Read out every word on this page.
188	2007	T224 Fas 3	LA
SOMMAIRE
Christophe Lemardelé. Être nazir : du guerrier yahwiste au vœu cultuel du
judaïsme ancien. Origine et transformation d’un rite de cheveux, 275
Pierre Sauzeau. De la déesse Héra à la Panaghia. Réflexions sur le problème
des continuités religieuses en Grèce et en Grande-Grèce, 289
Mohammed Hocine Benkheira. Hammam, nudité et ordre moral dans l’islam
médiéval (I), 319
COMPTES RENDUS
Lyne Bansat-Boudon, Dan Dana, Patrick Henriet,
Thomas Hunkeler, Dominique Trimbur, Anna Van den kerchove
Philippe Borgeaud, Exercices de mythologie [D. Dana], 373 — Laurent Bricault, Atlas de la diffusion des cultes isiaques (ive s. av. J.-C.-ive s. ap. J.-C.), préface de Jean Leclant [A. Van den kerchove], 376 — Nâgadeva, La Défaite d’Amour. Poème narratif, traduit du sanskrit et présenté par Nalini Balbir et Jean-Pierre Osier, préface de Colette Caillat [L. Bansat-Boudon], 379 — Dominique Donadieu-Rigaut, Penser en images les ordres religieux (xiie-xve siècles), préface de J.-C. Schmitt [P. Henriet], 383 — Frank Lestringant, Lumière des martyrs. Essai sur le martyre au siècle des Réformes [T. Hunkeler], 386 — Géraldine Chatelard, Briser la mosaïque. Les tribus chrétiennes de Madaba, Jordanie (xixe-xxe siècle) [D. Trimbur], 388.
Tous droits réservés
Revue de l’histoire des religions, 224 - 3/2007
┄┄┄┄┄┄
How many of the lines above hold "Hunkeler"? Answer with only the number.

* **ANSWER TO THIS PROBLEM**
2